Request:
Reproduce the data verbatim, starting at its first line and ending at the line containing "notifications-icon[interactable]: ♡ (1288, 64, 1302, 84)", including both of those lines.

Bounding box entries:

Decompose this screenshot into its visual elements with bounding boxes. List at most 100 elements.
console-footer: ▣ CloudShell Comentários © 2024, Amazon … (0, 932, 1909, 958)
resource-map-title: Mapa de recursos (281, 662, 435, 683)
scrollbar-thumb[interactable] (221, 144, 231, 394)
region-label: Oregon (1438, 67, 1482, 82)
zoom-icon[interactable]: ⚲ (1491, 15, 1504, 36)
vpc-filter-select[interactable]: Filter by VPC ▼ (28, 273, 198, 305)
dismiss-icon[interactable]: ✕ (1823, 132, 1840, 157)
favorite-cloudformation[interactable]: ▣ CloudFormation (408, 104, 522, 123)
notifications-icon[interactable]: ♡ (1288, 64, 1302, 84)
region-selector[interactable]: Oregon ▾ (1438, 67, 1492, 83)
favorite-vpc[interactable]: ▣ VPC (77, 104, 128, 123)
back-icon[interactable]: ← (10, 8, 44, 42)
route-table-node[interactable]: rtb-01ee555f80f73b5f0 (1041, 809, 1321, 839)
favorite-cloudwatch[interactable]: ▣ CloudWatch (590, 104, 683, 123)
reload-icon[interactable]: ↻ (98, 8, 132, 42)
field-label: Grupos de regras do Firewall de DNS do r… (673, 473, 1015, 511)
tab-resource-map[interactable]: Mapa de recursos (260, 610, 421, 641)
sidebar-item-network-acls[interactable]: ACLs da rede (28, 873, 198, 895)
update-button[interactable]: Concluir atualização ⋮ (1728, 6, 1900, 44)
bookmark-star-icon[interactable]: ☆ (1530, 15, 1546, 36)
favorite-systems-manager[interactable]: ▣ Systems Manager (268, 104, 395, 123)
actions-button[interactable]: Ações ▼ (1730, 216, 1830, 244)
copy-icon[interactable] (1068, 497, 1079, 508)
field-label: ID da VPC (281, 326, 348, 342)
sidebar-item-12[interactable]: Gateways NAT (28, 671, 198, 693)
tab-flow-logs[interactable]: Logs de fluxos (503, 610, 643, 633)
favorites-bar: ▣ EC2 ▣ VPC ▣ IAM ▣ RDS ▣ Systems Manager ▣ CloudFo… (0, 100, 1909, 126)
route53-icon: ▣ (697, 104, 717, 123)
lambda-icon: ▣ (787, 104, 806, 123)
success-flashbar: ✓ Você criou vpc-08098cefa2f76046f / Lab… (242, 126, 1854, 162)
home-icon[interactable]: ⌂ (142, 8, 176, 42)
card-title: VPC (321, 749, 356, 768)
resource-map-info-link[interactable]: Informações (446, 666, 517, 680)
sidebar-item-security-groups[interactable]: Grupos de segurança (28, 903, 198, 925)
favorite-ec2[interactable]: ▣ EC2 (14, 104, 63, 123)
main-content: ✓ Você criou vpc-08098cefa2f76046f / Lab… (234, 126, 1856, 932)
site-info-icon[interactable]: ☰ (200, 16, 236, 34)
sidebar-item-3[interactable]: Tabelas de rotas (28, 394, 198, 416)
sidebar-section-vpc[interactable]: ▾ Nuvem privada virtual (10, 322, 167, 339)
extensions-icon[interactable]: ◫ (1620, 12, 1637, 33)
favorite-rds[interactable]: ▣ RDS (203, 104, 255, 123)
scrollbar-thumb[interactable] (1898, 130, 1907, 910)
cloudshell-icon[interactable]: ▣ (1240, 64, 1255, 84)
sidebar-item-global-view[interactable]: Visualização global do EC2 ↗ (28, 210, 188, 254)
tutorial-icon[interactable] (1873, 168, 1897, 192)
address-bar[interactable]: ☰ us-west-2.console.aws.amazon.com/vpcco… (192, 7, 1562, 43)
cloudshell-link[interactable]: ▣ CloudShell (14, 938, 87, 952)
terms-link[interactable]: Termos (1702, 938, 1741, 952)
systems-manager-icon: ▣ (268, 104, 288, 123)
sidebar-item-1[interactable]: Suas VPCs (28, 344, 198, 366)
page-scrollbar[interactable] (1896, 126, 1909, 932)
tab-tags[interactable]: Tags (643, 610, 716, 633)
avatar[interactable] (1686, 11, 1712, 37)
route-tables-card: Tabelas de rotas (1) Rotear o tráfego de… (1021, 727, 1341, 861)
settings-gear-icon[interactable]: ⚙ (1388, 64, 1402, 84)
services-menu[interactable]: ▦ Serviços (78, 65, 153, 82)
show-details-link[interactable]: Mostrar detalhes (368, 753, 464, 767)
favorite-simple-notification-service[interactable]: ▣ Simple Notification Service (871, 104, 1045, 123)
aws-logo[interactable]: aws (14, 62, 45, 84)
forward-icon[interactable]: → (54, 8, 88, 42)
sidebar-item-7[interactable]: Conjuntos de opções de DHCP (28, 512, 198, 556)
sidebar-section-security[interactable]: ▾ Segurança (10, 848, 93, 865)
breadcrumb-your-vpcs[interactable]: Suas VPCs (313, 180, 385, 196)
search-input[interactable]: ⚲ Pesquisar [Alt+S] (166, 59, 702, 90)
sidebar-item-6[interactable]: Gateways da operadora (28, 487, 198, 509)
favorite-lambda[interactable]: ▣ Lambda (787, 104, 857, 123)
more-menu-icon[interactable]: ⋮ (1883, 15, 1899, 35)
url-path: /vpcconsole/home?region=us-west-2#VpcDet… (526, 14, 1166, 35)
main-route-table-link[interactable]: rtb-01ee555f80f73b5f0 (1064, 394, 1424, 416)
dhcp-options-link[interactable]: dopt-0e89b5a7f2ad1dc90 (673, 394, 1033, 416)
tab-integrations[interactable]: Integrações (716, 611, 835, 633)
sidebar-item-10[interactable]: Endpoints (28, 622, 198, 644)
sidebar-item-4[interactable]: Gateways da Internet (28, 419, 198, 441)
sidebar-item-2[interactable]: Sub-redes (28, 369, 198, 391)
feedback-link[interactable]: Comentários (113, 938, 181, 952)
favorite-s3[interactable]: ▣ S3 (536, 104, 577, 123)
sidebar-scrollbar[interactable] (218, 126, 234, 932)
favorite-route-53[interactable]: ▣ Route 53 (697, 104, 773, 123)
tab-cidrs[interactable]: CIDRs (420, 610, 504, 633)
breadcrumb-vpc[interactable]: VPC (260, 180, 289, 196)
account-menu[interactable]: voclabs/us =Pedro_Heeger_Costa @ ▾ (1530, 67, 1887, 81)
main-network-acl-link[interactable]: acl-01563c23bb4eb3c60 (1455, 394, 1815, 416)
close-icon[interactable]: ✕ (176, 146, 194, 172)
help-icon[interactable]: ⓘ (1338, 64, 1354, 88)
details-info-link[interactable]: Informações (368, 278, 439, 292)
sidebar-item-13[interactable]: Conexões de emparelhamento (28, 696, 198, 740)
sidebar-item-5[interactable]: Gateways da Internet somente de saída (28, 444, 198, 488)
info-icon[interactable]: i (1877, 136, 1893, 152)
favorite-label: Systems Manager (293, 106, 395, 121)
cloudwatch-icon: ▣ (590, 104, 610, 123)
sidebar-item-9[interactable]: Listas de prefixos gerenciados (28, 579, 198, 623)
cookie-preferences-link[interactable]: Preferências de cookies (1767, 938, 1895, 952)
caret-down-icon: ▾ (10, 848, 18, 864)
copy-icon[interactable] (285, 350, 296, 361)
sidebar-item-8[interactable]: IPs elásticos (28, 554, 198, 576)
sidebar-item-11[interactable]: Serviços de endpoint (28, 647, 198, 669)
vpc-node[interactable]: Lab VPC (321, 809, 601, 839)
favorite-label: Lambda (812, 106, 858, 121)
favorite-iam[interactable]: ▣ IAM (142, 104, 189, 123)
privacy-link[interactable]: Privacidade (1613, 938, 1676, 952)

Expected output:
Decompose this screenshot into its visual elements with bounding boxes. List at most 100 elements.
console-footer: ▣ CloudShell Comentários © 2024, Amazon … (0, 932, 1909, 958)
resource-map-title: Mapa de recursos (281, 662, 435, 683)
scrollbar-thumb[interactable] (221, 144, 231, 394)
region-label: Oregon (1438, 67, 1482, 82)
zoom-icon[interactable]: ⚲ (1491, 15, 1504, 36)
vpc-filter-select[interactable]: Filter by VPC ▼ (28, 273, 198, 305)
dismiss-icon[interactable]: ✕ (1823, 132, 1840, 157)
favorite-cloudformation[interactable]: ▣ CloudFormation (408, 104, 522, 123)
notifications-icon[interactable]: ♡ (1288, 64, 1302, 84)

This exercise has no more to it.